*Work to complete*:
Output the entries below word for word, starting with the line that contains "List UI elements" and ending with the line that contains "greeting: 同志们： <box>159 265 227 285</box>", both included.

*Source material*:

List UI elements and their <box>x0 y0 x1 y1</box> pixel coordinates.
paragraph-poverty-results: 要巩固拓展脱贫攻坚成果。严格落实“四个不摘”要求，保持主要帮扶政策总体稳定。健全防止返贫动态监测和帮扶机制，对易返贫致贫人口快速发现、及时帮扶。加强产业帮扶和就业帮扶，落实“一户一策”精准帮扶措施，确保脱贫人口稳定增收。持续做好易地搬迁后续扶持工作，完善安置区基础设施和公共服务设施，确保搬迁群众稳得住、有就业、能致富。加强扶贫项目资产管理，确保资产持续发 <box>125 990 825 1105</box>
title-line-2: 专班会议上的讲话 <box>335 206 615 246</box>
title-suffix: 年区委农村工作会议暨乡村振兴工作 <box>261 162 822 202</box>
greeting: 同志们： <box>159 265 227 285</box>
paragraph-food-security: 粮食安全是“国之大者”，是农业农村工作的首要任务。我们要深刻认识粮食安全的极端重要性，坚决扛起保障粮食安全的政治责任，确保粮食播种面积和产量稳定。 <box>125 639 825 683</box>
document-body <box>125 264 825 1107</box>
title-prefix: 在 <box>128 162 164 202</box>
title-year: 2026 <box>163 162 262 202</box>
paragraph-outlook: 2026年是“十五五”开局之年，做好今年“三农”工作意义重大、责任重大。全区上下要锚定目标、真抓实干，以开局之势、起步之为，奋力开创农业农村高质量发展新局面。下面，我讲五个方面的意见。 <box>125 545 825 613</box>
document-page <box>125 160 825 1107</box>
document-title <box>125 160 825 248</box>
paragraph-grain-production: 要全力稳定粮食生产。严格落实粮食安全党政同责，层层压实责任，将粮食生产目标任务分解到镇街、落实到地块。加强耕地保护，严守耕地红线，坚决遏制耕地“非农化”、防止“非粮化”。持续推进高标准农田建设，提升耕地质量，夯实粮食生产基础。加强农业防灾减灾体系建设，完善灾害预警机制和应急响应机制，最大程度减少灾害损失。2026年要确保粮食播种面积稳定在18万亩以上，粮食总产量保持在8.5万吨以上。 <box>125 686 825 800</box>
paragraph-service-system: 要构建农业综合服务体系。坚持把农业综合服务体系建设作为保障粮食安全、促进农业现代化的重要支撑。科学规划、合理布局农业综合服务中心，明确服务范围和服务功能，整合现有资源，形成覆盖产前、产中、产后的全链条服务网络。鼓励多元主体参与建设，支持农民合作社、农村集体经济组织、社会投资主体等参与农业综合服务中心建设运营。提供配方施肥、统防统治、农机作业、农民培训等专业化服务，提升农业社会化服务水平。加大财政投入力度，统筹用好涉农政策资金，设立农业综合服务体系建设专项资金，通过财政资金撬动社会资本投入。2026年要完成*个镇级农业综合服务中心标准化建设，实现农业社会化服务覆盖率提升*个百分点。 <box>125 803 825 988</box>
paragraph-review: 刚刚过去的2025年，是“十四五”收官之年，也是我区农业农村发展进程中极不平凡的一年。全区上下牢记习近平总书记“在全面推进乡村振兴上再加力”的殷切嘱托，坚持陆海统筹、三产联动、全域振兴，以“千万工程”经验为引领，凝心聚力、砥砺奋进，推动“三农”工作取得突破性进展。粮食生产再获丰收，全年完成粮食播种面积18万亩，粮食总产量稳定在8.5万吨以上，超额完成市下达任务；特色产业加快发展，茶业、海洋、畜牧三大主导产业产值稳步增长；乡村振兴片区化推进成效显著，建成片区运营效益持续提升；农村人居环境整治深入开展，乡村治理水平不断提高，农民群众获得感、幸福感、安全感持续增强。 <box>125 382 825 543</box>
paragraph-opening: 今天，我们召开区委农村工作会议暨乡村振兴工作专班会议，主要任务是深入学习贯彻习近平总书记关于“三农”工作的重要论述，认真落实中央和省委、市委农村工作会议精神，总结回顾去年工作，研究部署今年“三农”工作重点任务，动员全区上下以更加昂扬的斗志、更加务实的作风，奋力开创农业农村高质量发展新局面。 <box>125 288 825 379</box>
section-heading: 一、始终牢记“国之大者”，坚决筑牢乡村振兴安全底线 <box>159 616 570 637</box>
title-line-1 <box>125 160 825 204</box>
* * *
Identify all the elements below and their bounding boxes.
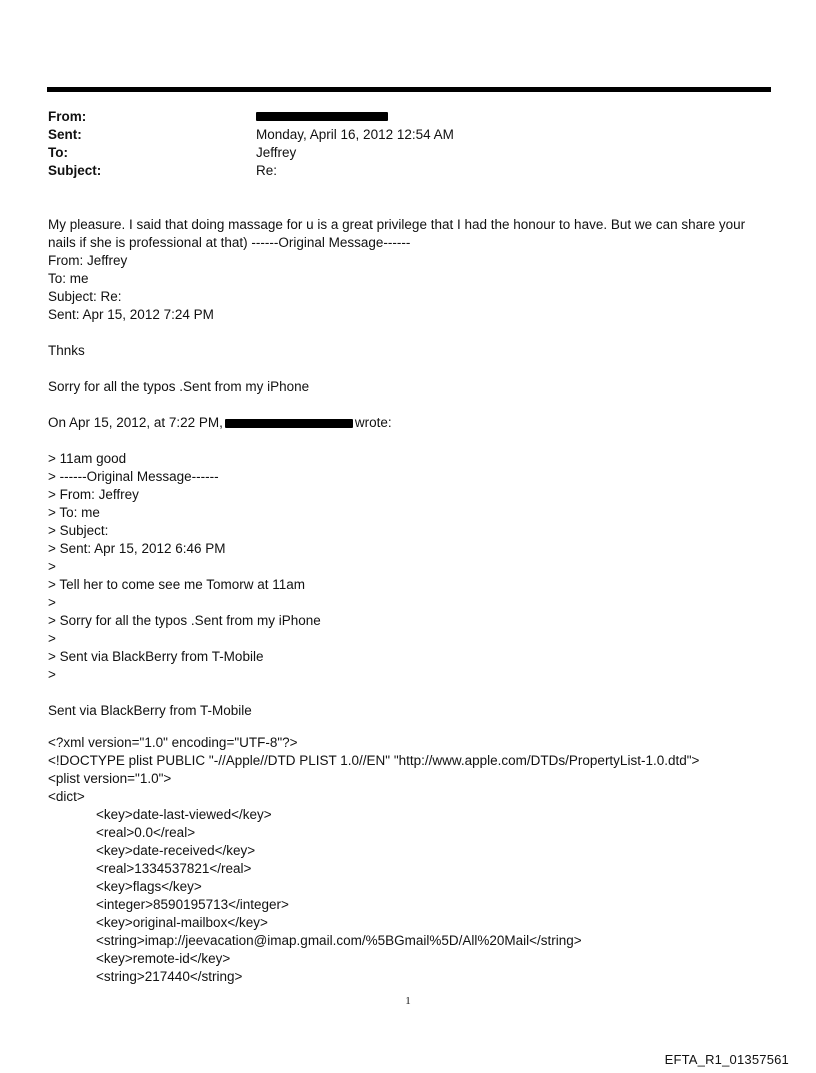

*Solved problem*:
List UI elements and their <box>x0 y0 x1 y1</box> pixel coordinates.
paragraph-poverty-results: 要巩固拓展脱贫攻坚成果。严格落实“四个不摘”要求，保持主要帮扶政策总体稳定。健全防止返贫动态监测和帮扶机制，对易返贫致贫人口快速发现、及时帮扶。加强产业帮扶和就业帮扶，落实“一户一策”精准帮扶措施，确保脱贫人口稳定增收。持续做好易地搬迁后续扶持工作，完善安置区基础设施和公共服务设施，确保搬迁群众稳得住、有就业、能致富。加强扶贫项目资产管理，确保资产持续发 <box>125 990 825 1105</box>
title-line-2: 专班会议上的讲话 <box>335 206 615 246</box>
title-suffix: 年区委农村工作会议暨乡村振兴工作 <box>261 162 822 202</box>
greeting: 同志们： <box>159 265 227 285</box>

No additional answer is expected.